(Exercise task) Locate and copy each line in the data that contains the word "وابن".

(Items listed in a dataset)
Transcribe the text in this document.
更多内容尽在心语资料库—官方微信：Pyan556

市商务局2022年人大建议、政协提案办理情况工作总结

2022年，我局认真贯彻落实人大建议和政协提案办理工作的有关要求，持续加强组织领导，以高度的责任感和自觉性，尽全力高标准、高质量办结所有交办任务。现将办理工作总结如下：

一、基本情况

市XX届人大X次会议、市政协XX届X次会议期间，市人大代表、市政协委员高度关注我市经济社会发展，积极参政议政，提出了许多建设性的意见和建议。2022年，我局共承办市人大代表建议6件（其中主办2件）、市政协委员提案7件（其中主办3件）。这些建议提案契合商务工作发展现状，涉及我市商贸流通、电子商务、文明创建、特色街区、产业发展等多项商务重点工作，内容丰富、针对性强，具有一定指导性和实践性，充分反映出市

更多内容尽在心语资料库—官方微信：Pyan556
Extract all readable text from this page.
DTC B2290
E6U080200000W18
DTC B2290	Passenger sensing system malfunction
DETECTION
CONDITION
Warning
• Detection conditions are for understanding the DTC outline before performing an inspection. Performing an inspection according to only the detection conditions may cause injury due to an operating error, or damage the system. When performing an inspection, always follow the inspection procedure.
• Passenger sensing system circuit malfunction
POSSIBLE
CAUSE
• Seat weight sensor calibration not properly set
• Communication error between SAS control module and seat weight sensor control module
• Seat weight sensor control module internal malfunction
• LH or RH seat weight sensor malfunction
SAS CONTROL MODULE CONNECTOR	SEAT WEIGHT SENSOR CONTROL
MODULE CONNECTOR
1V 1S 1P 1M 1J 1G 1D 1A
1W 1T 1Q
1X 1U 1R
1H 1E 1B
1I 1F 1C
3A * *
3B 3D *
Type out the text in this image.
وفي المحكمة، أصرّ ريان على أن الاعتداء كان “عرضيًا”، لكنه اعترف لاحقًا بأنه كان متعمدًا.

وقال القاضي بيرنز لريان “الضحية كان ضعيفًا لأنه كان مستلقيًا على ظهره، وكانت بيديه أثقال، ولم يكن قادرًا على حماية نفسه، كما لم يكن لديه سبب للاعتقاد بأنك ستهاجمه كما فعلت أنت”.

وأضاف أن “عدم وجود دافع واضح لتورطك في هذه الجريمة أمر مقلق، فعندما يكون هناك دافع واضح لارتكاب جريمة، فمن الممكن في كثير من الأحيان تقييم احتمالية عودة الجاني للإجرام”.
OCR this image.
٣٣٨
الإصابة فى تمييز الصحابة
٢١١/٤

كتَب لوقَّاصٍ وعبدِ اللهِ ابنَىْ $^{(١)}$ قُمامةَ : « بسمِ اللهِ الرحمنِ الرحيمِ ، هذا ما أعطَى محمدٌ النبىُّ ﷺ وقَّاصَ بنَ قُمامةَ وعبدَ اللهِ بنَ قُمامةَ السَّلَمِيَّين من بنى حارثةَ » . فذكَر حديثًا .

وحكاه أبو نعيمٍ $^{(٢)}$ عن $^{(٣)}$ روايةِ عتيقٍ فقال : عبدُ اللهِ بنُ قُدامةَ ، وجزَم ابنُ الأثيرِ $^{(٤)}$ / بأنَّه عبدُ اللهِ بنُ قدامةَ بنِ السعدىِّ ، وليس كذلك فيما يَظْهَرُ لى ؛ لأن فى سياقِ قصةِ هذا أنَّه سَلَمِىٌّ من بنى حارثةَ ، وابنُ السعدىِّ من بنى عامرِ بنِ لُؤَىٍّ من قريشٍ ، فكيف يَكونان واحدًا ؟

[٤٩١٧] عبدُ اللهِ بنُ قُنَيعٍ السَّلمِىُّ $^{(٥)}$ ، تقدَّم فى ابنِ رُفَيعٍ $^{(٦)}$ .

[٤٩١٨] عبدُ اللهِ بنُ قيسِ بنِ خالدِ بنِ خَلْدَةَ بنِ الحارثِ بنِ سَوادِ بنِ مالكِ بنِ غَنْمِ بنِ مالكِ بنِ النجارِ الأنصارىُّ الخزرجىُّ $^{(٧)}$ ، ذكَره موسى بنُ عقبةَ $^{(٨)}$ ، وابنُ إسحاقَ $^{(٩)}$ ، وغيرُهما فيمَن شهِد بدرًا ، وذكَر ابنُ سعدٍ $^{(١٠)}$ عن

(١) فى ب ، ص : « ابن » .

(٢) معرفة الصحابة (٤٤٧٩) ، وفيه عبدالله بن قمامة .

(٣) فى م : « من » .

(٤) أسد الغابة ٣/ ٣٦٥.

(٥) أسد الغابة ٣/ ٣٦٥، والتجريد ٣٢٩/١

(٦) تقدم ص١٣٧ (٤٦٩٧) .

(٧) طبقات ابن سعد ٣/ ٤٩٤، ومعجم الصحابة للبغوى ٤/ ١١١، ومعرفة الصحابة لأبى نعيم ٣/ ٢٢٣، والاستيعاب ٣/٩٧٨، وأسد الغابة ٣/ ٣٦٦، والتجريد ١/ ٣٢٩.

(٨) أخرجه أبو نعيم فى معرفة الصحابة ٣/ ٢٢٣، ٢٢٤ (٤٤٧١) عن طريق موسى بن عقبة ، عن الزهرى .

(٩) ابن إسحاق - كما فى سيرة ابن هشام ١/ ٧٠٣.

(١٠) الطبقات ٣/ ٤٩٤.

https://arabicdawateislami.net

(Full output)
وحكاه أبو نعيمٍ $^{(٢)}$ عن $^{(٣)}$ روايةِ عتيقٍ فقال : عبدُ اللهِ بنُ قُدامةَ ، وجزَم ابنُ الأثيرِ $^{(٤)}$ / بأنَّه عبدُ اللهِ بنُ قدامةَ بنِ السعدىِّ ، وليس كذلك فيما يَظْهَرُ لى ؛ لأن فى سياقِ قصةِ هذا أنَّه سَلَمِىٌّ من بنى حارثةَ ، وابنُ السعدىِّ من بنى عامرِ بنِ لُؤَىٍّ من قريشٍ ، فكيف يَكونان واحدًا ؟
[٤٩١٨] عبدُ اللهِ بنُ قيسِ بنِ خالدِ بنِ خَلْدَةَ بنِ الحارثِ بنِ سَوادِ بنِ مالكِ بنِ غَنْمِ بنِ مالكِ بنِ النجارِ الأنصارىُّ الخزرجىُّ $^{(٧)}$ ، ذكَره موسى بنُ عقبةَ $^{(٨)}$ ، وابنُ إسحاقَ $^{(٩)}$ ، وغيرُهما فيمَن شهِد بدرًا ، وذكَر ابنُ سعدٍ $^{(١٠)}$ عن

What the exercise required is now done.